- **DIRECTION**: Every line below should be repeated exactly.

* START EXERCISE MATERIAL *

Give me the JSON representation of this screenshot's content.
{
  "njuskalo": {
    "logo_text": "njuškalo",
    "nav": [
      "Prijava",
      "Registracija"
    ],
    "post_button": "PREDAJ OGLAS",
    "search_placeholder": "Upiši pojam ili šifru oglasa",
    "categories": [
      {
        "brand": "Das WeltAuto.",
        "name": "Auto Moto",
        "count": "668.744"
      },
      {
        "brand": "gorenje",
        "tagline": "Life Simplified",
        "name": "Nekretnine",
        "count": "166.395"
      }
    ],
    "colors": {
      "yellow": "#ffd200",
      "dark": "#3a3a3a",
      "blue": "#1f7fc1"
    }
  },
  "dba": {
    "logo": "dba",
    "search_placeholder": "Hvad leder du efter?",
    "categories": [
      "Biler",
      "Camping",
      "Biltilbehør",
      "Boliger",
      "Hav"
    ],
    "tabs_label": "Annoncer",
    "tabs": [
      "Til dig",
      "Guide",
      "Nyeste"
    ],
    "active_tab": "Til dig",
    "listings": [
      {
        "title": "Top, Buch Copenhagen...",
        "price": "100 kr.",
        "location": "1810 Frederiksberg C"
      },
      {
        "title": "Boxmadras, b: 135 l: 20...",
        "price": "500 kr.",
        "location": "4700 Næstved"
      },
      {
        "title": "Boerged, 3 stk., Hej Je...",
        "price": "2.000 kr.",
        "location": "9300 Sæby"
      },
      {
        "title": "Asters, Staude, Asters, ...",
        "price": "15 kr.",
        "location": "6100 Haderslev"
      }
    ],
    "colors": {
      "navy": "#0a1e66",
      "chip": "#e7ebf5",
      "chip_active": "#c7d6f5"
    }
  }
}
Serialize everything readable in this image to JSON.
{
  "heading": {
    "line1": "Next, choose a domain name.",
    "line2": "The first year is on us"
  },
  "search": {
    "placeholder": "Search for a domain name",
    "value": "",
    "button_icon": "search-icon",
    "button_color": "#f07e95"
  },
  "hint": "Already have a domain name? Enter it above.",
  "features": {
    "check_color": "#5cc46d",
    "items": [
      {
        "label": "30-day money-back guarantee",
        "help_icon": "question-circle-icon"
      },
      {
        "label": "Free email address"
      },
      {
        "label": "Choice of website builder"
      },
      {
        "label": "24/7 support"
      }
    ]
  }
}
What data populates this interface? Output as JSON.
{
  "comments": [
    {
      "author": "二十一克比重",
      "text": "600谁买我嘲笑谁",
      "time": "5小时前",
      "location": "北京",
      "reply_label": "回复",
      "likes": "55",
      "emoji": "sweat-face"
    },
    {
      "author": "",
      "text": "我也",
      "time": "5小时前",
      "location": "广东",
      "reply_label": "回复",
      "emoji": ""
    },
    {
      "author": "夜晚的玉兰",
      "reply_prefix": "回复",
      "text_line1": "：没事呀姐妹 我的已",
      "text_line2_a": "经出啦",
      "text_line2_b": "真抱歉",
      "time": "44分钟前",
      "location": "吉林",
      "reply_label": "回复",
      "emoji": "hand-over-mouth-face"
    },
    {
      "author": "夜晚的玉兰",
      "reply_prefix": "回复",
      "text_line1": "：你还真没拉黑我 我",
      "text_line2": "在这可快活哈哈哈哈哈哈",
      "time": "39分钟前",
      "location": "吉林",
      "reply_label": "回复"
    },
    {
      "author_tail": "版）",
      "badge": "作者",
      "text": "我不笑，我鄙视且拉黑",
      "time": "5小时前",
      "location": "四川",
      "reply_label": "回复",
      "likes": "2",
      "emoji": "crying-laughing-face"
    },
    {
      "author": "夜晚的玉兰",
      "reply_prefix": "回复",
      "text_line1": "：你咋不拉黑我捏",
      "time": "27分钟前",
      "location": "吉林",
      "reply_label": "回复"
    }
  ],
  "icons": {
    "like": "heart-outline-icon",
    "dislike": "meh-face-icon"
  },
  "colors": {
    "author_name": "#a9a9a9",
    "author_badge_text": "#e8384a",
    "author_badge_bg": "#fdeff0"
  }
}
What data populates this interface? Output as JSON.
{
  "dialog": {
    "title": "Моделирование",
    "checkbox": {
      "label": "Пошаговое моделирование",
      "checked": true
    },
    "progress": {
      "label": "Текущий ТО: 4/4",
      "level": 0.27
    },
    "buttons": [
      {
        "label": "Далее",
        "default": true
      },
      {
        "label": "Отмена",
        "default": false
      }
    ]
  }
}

* END EXERCISE MATERIAL *

- **CORRECT ANSWER**:
Give me the JSON representation of this screenshot's content.
{
  "njuskalo": {
    "logo_text": "njuškalo",
    "nav": [
      "Prijava",
      "Registracija"
    ],
    "post_button": "PREDAJ OGLAS",
    "search_placeholder": "Upiši pojam ili šifru oglasa",
    "categories": [
      {
        "brand": "Das WeltAuto.",
        "name": "Auto Moto",
        "count": "668.744"
      },
      {
        "brand": "gorenje",
        "tagline": "Life Simplified",
        "name": "Nekretnine",
        "count": "166.395"
      }
    ],
    "colors": {
      "yellow": "#ffd200",
      "dark": "#3a3a3a",
      "blue": "#1f7fc1"
    }
  },
  "dba": {
    "logo": "dba",
    "search_placeholder": "Hvad leder du efter?",
    "categories": [
      "Biler",
      "Camping",
      "Biltilbehør",
      "Boliger",
      "Hav"
    ],
    "tabs_label": "Annoncer",
    "tabs": [
      "Til dig",
      "Guide",
      "Nyeste"
    ],
    "active_tab": "Til dig",
    "listings": [
      {
        "title": "Top, Buch Copenhagen...",
        "price": "100 kr.",
        "location": "1810 Frederiksberg C"
      },
      {
        "title": "Boxmadras, b: 135 l: 20...",
        "price": "500 kr.",
        "location": "4700 Næstved"
      },
      {
        "title": "Boerged, 3 stk., Hej Je...",
        "price": "2.000 kr.",
        "location": "9300 Sæby"
      },
      {
        "title": "Asters, Staude, Asters, ...",
        "price": "15 kr.",
        "location": "6100 Haderslev"
      }
    ],
    "colors": {
      "navy": "#0a1e66",
      "chip": "#e7ebf5",
      "chip_active": "#c7d6f5"
    }
  }
}
Serialize everything readable in this image to JSON.
{
  "heading": {
    "line1": "Next, choose a domain name.",
    "line2": "The first year is on us"
  },
  "search": {
    "placeholder": "Search for a domain name",
    "value": "",
    "button_icon": "search-icon",
    "button_color": "#f07e95"
  },
  "hint": "Already have a domain name? Enter it above.",
  "features": {
    "check_color": "#5cc46d",
    "items": [
      {
        "label": "30-day money-back guarantee",
        "help_icon": "question-circle-icon"
      },
      {
        "label": "Free email address"
      },
      {
        "label": "Choice of website builder"
      },
      {
        "label": "24/7 support"
      }
    ]
  }
}
What data populates this interface? Output as JSON.
{
  "comments": [
    {
      "author": "二十一克比重",
      "text": "600谁买我嘲笑谁",
      "time": "5小时前",
      "location": "北京",
      "reply_label": "回复",
      "likes": "55",
      "emoji": "sweat-face"
    },
    {
      "author": "",
      "text": "我也",
      "time": "5小时前",
      "location": "广东",
      "reply_label": "回复",
      "emoji": ""
    },
    {
      "author": "夜晚的玉兰",
      "reply_prefix": "回复",
      "text_line1": "：没事呀姐妹 我的已",
      "text_line2_a": "经出啦",
      "text_line2_b": "真抱歉",
      "time": "44分钟前",
      "location": "吉林",
      "reply_label": "回复",
      "emoji": "hand-over-mouth-face"
    },
    {
      "author": "夜晚的玉兰",
      "reply_prefix": "回复",
      "text_line1": "：你还真没拉黑我 我",
      "text_line2": "在这可快活哈哈哈哈哈哈",
      "time": "39分钟前",
      "location": "吉林",
      "reply_label": "回复"
    },
    {
      "author_tail": "版）",
      "badge": "作者",
      "text": "我不笑，我鄙视且拉黑",
      "time": "5小时前",
      "location": "四川",
      "reply_label": "回复",
      "likes": "2",
      "emoji": "crying-laughing-face"
    },
    {
      "author": "夜晚的玉兰",
      "reply_prefix": "回复",
      "text_line1": "：你咋不拉黑我捏",
      "time": "27分钟前",
      "location": "吉林",
      "reply_label": "回复"
    }
  ],
  "icons": {
    "like": "heart-outline-icon",
    "dislike": "meh-face-icon"
  },
  "colors": {
    "author_name": "#a9a9a9",
    "author_badge_text": "#e8384a",
    "author_badge_bg": "#fdeff0"
  }
}
What data populates this interface? Output as JSON.
{
  "dialog": {
    "title": "Моделирование",
    "checkbox": {
      "label": "Пошаговое моделирование",
      "checked": true
    },
    "progress": {
      "label": "Текущий ТО: 4/4",
      "level": 0.27
    },
    "buttons": [
      {
        "label": "Далее",
        "default": true
      },
      {
        "label": "Отмена",
        "default": false
      }
    ]
  }
}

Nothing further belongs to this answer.